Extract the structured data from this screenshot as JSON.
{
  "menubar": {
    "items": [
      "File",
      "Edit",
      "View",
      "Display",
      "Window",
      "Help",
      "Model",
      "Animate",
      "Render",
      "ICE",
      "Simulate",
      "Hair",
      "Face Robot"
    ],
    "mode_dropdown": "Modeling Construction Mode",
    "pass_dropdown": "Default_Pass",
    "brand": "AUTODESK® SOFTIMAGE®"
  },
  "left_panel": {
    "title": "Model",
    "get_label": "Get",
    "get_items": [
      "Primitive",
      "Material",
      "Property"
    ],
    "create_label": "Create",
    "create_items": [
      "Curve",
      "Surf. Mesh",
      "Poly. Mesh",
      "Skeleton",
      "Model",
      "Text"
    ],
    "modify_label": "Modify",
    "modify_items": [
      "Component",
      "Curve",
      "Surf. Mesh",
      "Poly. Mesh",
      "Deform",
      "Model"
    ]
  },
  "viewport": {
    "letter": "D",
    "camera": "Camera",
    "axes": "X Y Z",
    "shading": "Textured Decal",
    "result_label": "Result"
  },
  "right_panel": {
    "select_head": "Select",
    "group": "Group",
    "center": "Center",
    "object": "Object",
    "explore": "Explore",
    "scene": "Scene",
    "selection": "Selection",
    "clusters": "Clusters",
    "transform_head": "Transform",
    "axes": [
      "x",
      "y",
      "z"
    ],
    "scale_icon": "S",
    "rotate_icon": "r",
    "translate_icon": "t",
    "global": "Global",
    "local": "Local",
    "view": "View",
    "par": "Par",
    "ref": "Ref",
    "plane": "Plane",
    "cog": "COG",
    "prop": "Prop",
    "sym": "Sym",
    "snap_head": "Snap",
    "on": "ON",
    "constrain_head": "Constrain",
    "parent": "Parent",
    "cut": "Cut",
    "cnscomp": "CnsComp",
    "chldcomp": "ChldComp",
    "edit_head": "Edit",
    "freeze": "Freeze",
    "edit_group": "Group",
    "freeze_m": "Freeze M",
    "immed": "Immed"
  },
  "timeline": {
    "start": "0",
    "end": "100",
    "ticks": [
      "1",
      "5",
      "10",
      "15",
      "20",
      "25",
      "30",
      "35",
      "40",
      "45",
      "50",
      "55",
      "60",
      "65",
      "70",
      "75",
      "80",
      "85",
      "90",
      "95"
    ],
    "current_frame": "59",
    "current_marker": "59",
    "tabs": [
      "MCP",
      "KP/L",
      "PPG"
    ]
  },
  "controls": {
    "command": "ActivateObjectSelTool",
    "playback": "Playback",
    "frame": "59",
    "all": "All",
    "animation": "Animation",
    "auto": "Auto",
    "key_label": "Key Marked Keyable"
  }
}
◆ ◆ ◆ ◆ ◆ ◆ ◆
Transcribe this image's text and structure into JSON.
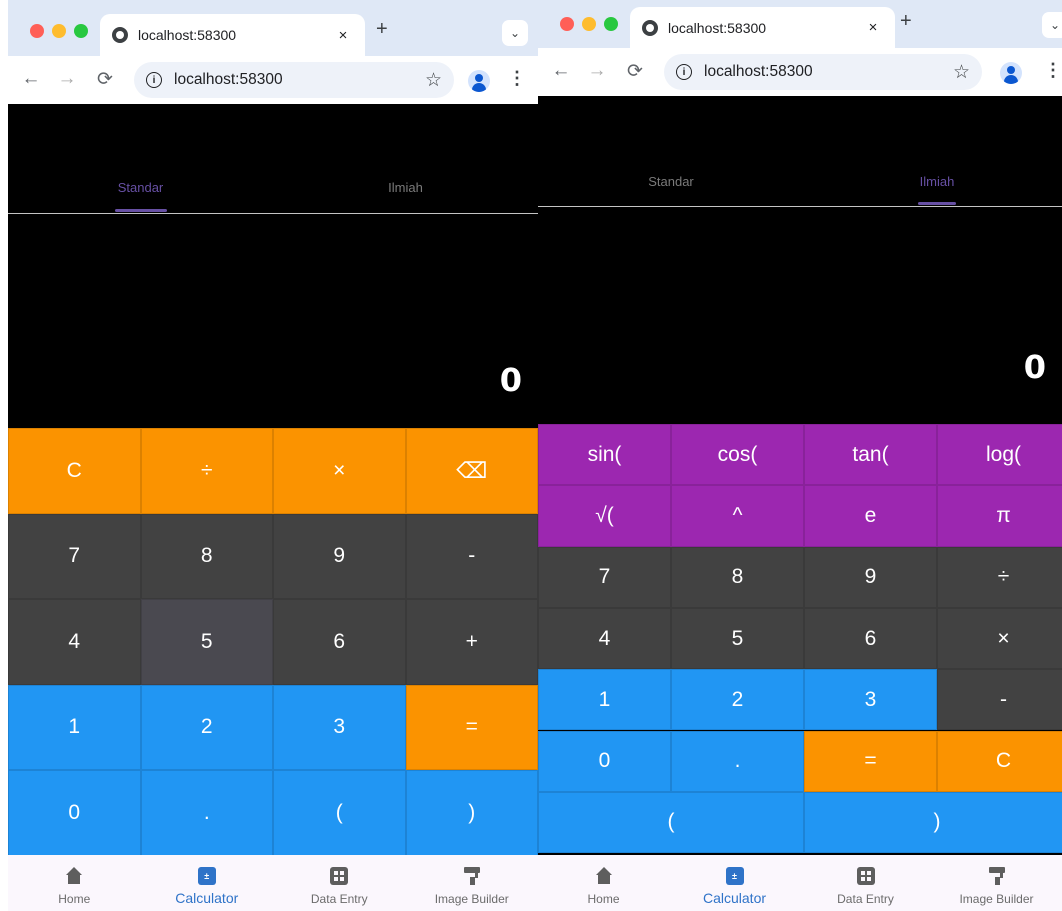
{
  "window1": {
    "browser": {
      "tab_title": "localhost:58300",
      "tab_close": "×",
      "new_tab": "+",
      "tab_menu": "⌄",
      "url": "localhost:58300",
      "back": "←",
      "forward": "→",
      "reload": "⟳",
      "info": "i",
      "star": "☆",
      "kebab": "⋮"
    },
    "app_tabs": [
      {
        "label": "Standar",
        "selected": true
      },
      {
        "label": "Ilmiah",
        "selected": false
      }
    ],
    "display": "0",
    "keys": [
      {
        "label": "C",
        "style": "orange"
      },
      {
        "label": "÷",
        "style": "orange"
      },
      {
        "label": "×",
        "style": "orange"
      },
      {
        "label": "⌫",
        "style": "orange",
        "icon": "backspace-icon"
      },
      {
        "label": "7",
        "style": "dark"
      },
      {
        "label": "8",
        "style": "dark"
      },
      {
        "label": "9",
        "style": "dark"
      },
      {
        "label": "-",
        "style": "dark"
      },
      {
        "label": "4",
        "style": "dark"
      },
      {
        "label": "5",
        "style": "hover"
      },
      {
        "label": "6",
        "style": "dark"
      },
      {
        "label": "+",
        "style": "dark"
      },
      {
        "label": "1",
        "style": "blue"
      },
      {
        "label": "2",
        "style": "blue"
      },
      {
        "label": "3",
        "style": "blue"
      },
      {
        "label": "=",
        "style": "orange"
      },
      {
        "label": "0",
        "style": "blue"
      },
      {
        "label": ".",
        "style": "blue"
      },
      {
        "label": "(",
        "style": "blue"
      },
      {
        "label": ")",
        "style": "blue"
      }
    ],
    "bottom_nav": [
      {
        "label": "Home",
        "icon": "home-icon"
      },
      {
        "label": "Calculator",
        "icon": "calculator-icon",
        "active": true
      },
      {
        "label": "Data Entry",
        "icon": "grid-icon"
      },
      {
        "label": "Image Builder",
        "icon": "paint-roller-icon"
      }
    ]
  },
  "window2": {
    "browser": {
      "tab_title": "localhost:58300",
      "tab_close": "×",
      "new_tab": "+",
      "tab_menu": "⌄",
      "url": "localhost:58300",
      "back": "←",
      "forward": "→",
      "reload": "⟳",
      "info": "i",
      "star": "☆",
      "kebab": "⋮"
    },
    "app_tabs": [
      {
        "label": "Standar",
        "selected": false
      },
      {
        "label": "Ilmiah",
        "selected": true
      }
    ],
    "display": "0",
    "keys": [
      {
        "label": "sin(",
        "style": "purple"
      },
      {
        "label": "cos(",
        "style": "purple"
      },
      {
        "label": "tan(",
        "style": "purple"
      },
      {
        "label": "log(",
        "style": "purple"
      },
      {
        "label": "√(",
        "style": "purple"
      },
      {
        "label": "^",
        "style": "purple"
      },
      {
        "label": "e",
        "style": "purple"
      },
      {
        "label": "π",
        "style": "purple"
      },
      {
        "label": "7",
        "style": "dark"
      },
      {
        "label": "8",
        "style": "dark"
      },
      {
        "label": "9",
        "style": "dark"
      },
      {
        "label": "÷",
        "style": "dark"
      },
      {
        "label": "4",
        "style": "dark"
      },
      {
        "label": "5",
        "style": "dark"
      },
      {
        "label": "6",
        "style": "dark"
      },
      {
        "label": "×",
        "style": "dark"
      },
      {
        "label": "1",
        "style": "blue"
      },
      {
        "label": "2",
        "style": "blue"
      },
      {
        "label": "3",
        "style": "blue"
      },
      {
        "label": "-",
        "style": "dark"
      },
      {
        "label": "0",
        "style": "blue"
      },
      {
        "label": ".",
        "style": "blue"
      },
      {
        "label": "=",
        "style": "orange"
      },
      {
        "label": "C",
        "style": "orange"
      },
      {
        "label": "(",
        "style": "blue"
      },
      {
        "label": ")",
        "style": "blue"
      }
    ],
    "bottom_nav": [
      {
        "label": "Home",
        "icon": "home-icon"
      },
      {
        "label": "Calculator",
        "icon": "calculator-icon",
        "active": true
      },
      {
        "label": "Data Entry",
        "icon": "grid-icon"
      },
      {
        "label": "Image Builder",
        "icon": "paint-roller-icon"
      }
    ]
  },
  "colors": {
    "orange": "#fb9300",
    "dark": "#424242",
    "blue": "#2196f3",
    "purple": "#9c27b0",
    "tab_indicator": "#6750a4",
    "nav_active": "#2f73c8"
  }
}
◆ ◆ ◆ ◆ ◆ ◆ ◆
▸ **TASK BRIEF**: Find the word "JSON" in the records and pull out each line that has it.

▸ **SOLUTION FOR THIS PROBLEM**:
Extract the structured data from this screenshot as JSON.
Transcribe this image's text and structure into JSON.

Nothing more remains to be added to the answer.